> Your instructions: Copy out the records below, replacing each "x-tick-label" with "category-label" and changing nothing else. Leave the pictures out.

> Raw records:
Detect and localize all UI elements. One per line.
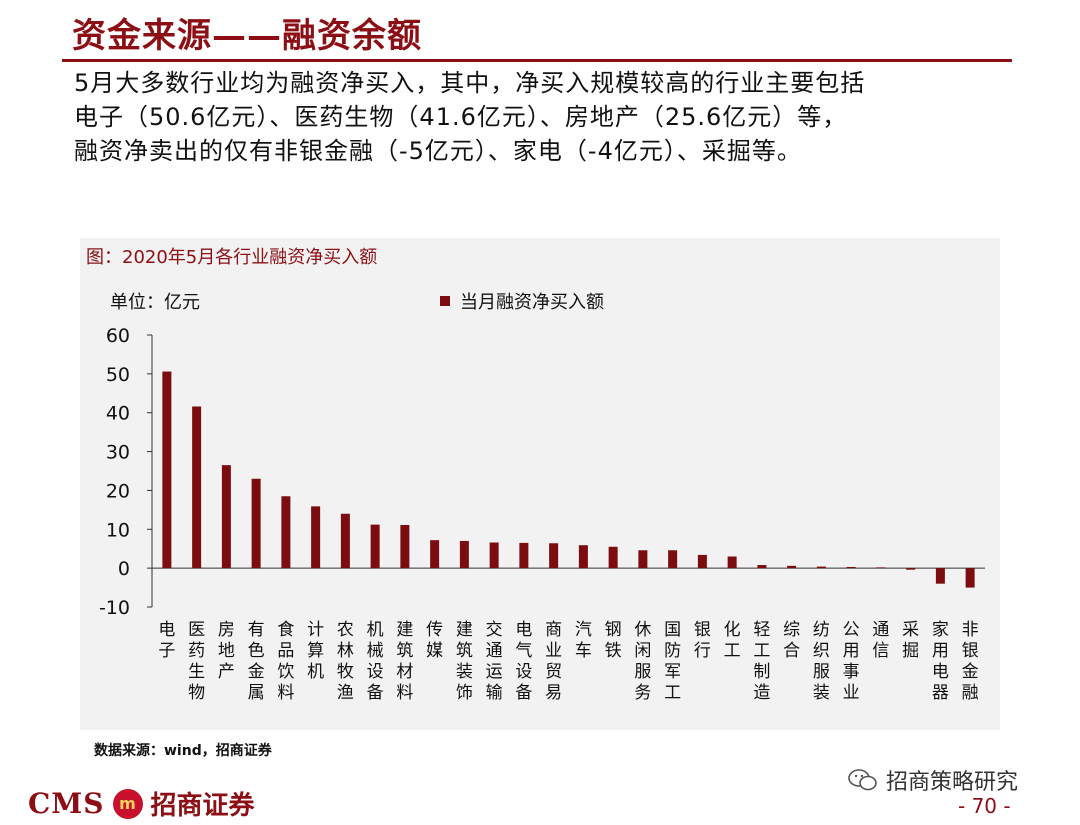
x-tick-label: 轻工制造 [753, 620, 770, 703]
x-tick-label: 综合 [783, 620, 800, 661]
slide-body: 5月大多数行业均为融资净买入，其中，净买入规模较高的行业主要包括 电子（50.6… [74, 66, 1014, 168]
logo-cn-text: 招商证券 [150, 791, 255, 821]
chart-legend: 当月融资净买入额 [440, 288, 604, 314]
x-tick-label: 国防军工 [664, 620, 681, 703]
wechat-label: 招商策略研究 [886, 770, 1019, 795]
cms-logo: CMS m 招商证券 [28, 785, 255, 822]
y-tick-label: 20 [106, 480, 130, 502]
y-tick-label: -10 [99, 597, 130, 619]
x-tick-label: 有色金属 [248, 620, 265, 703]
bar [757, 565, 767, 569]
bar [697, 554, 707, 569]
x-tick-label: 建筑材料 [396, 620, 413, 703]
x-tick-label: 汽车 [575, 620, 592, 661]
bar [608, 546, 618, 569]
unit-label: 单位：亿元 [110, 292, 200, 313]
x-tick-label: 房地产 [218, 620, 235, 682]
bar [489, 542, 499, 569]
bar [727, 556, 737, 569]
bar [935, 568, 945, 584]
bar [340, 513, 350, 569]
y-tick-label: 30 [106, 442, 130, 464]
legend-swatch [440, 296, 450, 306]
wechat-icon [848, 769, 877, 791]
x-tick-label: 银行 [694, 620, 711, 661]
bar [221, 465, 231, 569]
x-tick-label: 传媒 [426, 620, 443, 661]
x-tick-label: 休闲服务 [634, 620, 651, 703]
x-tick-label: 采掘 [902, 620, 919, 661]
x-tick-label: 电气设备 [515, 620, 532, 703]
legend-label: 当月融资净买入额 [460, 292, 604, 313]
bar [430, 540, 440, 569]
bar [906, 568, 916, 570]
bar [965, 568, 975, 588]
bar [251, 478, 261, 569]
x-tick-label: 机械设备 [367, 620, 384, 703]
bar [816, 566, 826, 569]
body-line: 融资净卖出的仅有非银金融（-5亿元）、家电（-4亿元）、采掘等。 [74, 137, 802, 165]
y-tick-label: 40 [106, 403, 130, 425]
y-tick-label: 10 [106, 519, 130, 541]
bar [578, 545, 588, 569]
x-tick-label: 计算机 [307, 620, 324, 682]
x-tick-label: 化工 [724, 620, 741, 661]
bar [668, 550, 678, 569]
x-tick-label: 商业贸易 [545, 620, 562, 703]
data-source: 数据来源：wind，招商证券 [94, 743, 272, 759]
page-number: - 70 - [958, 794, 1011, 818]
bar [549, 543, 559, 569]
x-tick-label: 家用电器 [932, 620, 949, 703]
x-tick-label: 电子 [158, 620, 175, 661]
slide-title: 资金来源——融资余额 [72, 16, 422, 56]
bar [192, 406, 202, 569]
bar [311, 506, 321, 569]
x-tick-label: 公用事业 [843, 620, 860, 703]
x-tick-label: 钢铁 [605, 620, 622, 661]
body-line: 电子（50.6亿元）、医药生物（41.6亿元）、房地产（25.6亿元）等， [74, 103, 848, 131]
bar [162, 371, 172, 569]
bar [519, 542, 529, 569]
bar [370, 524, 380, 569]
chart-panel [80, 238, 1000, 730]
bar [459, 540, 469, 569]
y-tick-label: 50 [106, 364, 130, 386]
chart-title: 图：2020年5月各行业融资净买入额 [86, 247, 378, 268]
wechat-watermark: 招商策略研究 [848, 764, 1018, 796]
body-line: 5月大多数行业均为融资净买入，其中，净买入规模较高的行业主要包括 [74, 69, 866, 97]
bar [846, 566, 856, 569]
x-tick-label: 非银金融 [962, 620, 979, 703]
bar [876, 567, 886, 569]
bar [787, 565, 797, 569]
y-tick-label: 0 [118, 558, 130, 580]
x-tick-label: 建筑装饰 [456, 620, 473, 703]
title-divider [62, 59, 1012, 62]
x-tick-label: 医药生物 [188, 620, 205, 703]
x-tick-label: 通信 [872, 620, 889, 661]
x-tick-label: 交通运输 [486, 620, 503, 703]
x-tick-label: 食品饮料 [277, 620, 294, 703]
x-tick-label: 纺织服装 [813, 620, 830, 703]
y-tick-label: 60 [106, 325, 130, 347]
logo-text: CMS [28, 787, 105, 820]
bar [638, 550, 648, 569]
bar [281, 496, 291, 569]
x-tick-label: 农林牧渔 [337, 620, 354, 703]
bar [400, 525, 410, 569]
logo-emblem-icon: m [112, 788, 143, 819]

> Output of the exercise:
Detect and localize all UI elements. One per line.
category-label: 轻工制造 [753, 620, 770, 703]
category-label: 综合 [783, 620, 800, 661]
slide-body: 5月大多数行业均为融资净买入，其中，净买入规模较高的行业主要包括 电子（50.6… [74, 66, 1014, 168]
logo-cn-text: 招商证券 [150, 791, 255, 821]
chart-legend: 当月融资净买入额 [440, 288, 604, 314]
category-label: 国防军工 [664, 620, 681, 703]
wechat-label: 招商策略研究 [886, 770, 1019, 795]
cms-logo: CMS m 招商证券 [28, 785, 255, 822]
y-tick-label: 20 [106, 480, 130, 502]
y-tick-label: -10 [99, 597, 130, 619]
category-label: 有色金属 [248, 620, 265, 703]
bar [757, 565, 767, 569]
bar [697, 554, 707, 569]
category-label: 建筑材料 [396, 620, 413, 703]
category-label: 汽车 [575, 620, 592, 661]
bar [608, 546, 618, 569]
unit-label: 单位：亿元 [110, 292, 200, 313]
category-label: 房地产 [218, 620, 235, 682]
bar [489, 542, 499, 569]
bar [727, 556, 737, 569]
bar [935, 568, 945, 584]
bar [340, 513, 350, 569]
y-tick-label: 30 [106, 442, 130, 464]
legend-swatch [440, 296, 450, 306]
wechat-icon [848, 769, 877, 791]
category-label: 银行 [694, 620, 711, 661]
bar [221, 465, 231, 569]
category-label: 传媒 [426, 620, 443, 661]
category-label: 休闲服务 [634, 620, 651, 703]
category-label: 采掘 [902, 620, 919, 661]
category-label: 电气设备 [515, 620, 532, 703]
legend-label: 当月融资净买入额 [460, 292, 604, 313]
bar [430, 540, 440, 569]
bar [906, 568, 916, 570]
bar [965, 568, 975, 588]
bar [251, 478, 261, 569]
category-label: 机械设备 [367, 620, 384, 703]
bar [816, 566, 826, 569]
body-line: 融资净卖出的仅有非银金融（-5亿元）、家电（-4亿元）、采掘等。 [74, 137, 802, 165]
y-tick-label: 40 [106, 403, 130, 425]
y-tick-label: 10 [106, 519, 130, 541]
bar [578, 545, 588, 569]
category-label: 计算机 [307, 620, 324, 682]
category-label: 化工 [724, 620, 741, 661]
bar [668, 550, 678, 569]
category-label: 商业贸易 [545, 620, 562, 703]
data-source: 数据来源：wind，招商证券 [94, 743, 272, 759]
page-number: - 70 - [958, 794, 1011, 818]
bar [549, 543, 559, 569]
category-label: 家用电器 [932, 620, 949, 703]
category-label: 电子 [158, 620, 175, 661]
slide-title: 资金来源——融资余额 [72, 16, 422, 56]
bar [192, 406, 202, 569]
bar [311, 506, 321, 569]
category-label: 公用事业 [843, 620, 860, 703]
category-label: 钢铁 [605, 620, 622, 661]
body-line: 电子（50.6亿元）、医药生物（41.6亿元）、房地产（25.6亿元）等， [74, 103, 848, 131]
bar [162, 371, 172, 569]
bar [519, 542, 529, 569]
bar [370, 524, 380, 569]
chart-panel [80, 238, 1000, 730]
bar [459, 540, 469, 569]
y-tick-label: 50 [106, 364, 130, 386]
chart-title: 图：2020年5月各行业融资净买入额 [86, 247, 378, 268]
wechat-watermark: 招商策略研究 [848, 764, 1018, 796]
body-line: 5月大多数行业均为融资净买入，其中，净买入规模较高的行业主要包括 [74, 69, 866, 97]
bar [846, 566, 856, 569]
category-label: 非银金融 [962, 620, 979, 703]
bar [876, 567, 886, 569]
bar [787, 565, 797, 569]
y-tick-label: 0 [118, 558, 130, 580]
category-label: 建筑装饰 [456, 620, 473, 703]
title-divider [62, 59, 1012, 62]
category-label: 医药生物 [188, 620, 205, 703]
category-label: 通信 [872, 620, 889, 661]
category-label: 交通运输 [486, 620, 503, 703]
category-label: 食品饮料 [277, 620, 294, 703]
category-label: 纺织服装 [813, 620, 830, 703]
y-tick-label: 60 [106, 325, 130, 347]
logo-text: CMS [28, 787, 105, 820]
bar [638, 550, 648, 569]
bar [281, 496, 291, 569]
category-label: 农林牧渔 [337, 620, 354, 703]
bar [400, 525, 410, 569]
logo-emblem-icon: m [112, 788, 143, 819]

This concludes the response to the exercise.